++++ Exercise materials

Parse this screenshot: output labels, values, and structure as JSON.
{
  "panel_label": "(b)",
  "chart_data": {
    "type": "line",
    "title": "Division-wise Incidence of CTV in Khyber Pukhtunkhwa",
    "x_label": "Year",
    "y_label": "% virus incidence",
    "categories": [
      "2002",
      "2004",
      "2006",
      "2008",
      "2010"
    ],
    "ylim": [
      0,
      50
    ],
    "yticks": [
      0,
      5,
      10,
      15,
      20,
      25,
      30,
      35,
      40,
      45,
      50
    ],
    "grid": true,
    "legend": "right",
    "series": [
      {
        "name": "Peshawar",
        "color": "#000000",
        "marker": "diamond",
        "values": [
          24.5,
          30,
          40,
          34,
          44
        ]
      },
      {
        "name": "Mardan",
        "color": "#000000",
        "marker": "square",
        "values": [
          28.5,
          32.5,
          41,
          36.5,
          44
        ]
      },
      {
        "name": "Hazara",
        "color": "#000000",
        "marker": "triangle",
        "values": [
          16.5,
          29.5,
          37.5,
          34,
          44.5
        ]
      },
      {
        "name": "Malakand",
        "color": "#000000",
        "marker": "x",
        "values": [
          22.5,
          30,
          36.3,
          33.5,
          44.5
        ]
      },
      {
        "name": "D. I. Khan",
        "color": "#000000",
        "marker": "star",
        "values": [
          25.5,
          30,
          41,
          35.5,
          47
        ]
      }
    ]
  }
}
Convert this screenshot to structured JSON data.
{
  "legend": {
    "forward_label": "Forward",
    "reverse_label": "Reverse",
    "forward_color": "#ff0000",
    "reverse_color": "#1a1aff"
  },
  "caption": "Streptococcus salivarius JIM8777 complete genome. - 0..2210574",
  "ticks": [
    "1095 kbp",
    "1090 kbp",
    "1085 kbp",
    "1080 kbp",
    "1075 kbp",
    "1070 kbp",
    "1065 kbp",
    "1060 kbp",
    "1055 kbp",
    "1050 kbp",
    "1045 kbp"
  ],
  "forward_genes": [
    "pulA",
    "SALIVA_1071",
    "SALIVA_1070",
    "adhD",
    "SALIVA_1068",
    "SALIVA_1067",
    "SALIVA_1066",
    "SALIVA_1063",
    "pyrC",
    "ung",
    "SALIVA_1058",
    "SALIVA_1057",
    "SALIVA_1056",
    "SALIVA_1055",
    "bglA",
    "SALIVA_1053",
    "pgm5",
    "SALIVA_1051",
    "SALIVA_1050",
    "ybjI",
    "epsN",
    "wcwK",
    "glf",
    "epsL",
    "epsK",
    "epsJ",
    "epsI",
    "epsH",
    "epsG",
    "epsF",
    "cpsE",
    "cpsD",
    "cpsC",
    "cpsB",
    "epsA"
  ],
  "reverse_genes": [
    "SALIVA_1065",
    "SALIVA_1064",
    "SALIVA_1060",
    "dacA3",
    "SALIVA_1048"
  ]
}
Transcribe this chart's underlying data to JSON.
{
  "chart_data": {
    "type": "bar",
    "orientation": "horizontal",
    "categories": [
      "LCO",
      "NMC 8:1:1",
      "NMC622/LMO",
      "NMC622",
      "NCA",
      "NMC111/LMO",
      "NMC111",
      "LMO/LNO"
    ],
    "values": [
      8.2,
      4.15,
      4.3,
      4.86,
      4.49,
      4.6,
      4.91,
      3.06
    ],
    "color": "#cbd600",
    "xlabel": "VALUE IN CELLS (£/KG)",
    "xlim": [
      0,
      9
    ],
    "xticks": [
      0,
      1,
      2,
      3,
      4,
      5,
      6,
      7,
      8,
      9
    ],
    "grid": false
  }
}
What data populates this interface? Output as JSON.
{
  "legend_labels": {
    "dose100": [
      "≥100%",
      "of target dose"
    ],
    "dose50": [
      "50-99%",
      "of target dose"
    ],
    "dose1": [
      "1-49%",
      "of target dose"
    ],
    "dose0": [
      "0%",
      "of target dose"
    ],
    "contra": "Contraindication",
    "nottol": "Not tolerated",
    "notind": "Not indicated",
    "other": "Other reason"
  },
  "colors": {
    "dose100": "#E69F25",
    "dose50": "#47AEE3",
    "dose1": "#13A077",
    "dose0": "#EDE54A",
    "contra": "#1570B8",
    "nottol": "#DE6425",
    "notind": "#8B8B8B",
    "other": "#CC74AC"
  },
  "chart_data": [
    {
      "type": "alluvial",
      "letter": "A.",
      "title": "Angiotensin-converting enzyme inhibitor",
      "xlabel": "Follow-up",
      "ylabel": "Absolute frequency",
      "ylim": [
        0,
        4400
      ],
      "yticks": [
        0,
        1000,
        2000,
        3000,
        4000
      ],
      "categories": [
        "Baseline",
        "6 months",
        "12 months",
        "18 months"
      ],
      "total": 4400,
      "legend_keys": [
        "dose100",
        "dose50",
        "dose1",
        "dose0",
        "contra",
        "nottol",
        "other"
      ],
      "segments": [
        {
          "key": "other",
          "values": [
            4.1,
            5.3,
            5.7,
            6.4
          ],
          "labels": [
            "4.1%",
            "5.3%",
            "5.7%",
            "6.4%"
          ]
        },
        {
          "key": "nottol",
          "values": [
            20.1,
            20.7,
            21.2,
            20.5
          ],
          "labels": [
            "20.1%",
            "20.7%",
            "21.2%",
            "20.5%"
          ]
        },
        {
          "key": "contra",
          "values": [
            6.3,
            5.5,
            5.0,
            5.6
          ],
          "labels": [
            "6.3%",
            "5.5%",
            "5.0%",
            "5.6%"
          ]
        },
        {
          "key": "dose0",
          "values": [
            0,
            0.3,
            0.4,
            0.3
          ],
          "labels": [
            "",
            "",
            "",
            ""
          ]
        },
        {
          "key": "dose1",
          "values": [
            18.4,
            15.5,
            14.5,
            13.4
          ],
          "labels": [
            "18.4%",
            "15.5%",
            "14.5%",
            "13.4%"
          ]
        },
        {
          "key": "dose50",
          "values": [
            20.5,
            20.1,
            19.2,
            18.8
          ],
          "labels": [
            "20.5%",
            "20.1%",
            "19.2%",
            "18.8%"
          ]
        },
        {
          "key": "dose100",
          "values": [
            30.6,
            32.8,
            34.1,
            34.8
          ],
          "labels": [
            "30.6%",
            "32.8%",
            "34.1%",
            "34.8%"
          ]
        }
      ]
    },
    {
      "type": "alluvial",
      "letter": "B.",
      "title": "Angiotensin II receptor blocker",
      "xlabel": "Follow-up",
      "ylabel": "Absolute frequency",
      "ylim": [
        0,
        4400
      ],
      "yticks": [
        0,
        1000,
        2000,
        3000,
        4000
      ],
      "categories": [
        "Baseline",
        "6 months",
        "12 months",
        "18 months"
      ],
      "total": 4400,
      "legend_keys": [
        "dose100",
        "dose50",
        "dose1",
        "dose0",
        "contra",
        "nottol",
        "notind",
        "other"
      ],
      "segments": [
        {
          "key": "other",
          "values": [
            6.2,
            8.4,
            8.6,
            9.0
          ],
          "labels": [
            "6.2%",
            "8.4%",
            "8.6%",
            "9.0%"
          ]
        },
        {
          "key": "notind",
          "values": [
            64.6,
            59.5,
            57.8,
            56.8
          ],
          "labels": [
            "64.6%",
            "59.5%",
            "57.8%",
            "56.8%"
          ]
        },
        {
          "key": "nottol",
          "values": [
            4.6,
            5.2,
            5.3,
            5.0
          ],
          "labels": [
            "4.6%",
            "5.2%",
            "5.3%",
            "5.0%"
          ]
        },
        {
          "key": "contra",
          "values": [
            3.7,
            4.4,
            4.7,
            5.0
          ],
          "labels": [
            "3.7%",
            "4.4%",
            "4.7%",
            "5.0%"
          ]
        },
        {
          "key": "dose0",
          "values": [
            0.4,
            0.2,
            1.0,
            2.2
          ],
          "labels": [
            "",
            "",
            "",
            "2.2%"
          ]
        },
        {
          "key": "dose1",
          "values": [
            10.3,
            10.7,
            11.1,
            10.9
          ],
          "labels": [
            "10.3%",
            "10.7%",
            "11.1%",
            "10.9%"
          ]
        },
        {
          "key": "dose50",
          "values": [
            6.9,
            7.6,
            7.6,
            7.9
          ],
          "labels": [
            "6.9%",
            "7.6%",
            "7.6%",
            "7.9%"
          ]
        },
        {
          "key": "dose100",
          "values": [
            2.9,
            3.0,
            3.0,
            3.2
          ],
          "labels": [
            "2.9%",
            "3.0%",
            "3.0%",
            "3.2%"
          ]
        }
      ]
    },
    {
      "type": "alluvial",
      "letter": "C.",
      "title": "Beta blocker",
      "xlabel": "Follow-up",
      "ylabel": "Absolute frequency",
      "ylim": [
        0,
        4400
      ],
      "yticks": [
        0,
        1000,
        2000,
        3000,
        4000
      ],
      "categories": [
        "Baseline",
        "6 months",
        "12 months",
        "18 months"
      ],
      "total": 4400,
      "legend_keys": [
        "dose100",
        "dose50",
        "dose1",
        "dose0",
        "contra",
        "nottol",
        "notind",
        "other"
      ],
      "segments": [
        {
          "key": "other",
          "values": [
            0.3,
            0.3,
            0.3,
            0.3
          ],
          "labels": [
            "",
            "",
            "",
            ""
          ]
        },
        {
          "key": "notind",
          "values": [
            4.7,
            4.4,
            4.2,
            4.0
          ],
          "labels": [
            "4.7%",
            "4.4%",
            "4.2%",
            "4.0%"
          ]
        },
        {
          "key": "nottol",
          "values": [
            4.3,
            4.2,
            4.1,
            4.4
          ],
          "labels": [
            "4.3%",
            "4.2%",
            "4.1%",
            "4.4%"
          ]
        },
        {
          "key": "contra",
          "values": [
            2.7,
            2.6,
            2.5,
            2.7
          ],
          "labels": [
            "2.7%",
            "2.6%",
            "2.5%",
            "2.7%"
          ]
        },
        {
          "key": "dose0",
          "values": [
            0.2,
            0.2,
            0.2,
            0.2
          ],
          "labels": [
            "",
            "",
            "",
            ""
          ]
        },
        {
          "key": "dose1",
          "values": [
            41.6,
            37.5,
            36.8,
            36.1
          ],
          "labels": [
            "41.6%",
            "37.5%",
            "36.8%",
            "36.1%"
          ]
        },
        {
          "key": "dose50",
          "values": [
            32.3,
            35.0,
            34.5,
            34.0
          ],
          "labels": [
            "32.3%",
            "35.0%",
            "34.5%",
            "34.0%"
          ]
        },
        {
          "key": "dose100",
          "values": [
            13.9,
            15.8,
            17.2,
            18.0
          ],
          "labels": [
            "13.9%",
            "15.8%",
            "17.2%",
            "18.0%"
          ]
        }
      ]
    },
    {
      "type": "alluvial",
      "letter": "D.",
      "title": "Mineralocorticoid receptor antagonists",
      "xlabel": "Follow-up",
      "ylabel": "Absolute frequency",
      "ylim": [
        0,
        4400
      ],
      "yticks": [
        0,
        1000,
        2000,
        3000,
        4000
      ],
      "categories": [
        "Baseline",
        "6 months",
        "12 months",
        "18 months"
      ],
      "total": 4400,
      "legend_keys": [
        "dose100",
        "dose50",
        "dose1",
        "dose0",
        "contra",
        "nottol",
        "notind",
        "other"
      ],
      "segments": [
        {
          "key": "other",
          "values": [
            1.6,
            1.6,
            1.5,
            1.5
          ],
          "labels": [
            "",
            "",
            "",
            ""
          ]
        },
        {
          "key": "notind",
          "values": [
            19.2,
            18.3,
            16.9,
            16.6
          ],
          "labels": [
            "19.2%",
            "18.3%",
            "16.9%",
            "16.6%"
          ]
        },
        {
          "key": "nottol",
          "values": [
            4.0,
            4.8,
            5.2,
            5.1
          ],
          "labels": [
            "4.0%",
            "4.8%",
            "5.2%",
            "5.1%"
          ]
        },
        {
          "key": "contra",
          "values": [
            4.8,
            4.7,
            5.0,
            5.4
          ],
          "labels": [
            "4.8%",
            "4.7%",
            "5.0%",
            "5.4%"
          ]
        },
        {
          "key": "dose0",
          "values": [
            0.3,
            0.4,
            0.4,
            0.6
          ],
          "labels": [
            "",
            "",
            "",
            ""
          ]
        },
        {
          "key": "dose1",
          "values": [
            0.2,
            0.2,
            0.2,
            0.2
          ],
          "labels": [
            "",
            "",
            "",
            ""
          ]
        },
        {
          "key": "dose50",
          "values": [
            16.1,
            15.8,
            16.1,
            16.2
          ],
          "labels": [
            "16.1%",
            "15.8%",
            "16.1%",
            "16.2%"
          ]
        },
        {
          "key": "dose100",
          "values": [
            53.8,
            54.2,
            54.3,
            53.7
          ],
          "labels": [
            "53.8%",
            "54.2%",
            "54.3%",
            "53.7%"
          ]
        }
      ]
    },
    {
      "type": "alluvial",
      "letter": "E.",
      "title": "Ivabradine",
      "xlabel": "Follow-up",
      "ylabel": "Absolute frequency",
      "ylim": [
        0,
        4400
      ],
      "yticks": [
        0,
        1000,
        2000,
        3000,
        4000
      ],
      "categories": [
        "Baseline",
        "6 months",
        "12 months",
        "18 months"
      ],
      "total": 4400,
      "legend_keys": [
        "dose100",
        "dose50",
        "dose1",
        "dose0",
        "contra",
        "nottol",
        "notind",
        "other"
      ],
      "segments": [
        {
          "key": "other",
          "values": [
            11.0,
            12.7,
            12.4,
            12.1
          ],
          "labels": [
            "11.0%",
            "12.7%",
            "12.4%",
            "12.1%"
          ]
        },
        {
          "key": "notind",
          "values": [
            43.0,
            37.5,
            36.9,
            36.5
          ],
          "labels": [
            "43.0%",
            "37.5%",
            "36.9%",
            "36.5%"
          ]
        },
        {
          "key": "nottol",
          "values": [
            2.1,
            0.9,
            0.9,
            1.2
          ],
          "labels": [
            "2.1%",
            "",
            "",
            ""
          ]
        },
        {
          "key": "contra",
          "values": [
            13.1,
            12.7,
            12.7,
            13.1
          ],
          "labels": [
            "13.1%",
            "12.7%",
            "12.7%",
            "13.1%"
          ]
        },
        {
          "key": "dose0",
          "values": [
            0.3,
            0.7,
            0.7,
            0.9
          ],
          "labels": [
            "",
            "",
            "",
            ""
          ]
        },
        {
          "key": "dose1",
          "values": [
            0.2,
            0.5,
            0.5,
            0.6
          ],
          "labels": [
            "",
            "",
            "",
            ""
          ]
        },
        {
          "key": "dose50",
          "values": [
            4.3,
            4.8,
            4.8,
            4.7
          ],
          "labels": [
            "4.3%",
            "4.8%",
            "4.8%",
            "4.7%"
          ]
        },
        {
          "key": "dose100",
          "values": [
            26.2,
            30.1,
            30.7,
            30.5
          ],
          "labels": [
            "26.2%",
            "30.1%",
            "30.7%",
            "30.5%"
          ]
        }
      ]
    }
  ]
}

++++++++

Problem =>
Among the records above, find the lines that contain "marker" and copy every one.

Exercise output =>
        "marker": "diamond",
        "marker": "square",
        "marker": "triangle",
        "marker": "x",
        "marker": "star",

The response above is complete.